At least three good reasons to document data

At least three good reasons to document data

Record or report in detail, support with citations or references, support with evidence or proof, provide information is the semantics of the term "documenting". Prefixed to data, the purpose of data documentation is to collect information about the data to facilitate understanding, interpretation, transformation, use, transmission, etc.

Today, data documentation is proving to be a necessity, and sometimes an obligation, for the company that handles daily a large variety of data or in which data are increasingly shared.

This article answers two key questions: Why and what? Why documenting data raises the question of both motivations and benefits. What to document is concerned with the relevant attributes to serve intended uses (regulatory reporting, personal data processing, 360 ° customer view, sales reporting, financial reporting, etc.), which may vary depending on the motivations.

Why document data?

In the course of its mission, any company is led to build relationships with customers, suppliers, partners, administrations and other authorities, etc. As part of these relationships, the company is in charge of create and deliver or of receive and use data. It acts respectively as "data producer " or as "data consumer". Thus, creation, delivery, reception and use of data are materialized by the data processing.

Records supplied:
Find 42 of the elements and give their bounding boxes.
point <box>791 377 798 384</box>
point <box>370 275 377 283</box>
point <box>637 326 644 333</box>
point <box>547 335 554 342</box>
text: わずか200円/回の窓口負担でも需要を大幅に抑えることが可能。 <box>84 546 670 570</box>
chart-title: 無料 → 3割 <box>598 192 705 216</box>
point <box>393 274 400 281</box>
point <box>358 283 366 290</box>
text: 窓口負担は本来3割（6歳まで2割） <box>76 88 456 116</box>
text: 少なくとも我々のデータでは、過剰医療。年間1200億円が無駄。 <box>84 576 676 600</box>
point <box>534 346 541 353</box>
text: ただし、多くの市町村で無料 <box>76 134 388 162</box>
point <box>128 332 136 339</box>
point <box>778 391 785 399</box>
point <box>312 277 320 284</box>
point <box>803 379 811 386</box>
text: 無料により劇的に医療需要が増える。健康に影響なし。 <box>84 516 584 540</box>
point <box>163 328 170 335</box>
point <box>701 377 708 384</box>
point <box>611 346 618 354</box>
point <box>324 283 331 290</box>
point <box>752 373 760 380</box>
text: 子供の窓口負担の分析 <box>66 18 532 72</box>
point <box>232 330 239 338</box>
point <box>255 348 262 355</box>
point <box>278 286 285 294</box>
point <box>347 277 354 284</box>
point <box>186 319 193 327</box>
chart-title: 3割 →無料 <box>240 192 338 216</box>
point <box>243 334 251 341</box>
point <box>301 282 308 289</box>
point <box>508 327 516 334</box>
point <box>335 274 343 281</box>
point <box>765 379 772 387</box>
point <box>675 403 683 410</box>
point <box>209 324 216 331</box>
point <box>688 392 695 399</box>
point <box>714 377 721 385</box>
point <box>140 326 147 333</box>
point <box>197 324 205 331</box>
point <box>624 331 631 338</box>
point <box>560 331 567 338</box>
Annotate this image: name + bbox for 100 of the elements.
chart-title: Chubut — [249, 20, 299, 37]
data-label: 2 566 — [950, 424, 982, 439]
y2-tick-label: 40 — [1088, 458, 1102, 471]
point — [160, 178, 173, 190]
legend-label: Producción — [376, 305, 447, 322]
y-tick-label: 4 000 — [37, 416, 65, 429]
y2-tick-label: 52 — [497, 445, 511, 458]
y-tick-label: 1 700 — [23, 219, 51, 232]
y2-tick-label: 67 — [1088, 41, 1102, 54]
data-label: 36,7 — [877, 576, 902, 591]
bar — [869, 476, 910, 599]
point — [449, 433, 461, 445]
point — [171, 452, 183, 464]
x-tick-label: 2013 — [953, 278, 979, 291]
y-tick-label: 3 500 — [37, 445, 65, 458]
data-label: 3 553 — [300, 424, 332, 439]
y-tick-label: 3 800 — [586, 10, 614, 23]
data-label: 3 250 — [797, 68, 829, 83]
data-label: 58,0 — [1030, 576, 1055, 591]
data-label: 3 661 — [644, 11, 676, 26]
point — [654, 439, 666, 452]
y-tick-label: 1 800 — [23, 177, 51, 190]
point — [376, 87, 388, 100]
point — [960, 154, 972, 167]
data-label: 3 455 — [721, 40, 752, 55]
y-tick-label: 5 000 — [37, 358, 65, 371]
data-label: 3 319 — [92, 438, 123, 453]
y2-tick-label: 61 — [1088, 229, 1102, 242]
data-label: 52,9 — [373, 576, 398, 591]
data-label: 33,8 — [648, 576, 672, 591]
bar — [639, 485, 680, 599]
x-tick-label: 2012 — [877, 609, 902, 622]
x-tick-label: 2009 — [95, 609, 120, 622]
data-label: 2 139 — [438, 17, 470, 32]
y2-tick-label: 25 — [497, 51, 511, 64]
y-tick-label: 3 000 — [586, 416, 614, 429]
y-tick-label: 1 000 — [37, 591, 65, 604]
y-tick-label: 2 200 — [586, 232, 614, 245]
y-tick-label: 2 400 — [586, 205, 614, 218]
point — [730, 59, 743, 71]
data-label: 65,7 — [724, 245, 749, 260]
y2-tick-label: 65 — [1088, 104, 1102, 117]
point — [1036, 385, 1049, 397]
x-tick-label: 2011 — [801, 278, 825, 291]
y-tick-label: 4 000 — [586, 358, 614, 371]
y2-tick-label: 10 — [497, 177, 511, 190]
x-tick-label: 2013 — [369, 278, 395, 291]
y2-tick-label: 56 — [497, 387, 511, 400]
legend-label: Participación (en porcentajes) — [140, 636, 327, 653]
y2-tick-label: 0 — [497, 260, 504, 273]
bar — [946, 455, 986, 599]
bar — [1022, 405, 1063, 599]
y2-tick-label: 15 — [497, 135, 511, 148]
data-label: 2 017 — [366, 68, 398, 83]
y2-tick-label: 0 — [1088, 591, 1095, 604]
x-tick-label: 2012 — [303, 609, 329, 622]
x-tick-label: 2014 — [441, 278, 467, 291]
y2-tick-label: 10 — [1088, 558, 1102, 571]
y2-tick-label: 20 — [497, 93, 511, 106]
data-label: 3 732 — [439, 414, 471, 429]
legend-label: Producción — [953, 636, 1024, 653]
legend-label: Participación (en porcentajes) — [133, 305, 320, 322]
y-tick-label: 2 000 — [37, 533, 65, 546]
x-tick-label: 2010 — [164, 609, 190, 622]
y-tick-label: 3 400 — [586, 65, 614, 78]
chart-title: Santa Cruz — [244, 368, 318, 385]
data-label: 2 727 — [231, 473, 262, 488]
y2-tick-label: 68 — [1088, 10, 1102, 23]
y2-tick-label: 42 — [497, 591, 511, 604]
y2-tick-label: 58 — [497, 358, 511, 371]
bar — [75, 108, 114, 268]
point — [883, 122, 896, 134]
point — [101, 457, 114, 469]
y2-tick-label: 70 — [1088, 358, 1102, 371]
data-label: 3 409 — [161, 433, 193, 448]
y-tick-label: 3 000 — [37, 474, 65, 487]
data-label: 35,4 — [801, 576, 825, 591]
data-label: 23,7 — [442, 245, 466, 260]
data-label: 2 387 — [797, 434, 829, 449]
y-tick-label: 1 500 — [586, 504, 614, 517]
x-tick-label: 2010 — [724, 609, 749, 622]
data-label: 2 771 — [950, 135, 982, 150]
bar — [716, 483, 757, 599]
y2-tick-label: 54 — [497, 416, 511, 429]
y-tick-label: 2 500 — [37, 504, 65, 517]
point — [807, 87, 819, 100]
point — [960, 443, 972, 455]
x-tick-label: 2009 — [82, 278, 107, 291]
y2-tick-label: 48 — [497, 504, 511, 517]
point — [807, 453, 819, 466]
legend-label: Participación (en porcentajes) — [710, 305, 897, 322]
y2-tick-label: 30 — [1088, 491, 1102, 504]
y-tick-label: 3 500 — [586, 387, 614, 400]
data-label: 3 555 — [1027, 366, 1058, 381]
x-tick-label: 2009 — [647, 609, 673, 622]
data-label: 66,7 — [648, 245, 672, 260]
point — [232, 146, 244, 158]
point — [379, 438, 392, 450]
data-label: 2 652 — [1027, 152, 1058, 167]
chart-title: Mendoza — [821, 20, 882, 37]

Set problem 1: In the article on data documentation, what two roles can a company take on with respect to data?
Set problem 2: Answer yes or no for each statement about the article on data documentation, and quote the words that decide it: (a) The article addresses two key questions, why and what. (b) Data documentation is presented as never being an obligation for a company. (c) The relevant attributes to document stay the same whatever the motivations.

Finished answer 1: It acts as a "data producer" or as a "data consumer."

Finished answer 2:
(a) Yes: "This article answers two key questions: Why and what?"
(b) No: "data documentation is proving to be a necessity, and sometimes an obligation"
(c) No: "which may vary depending on the motivations."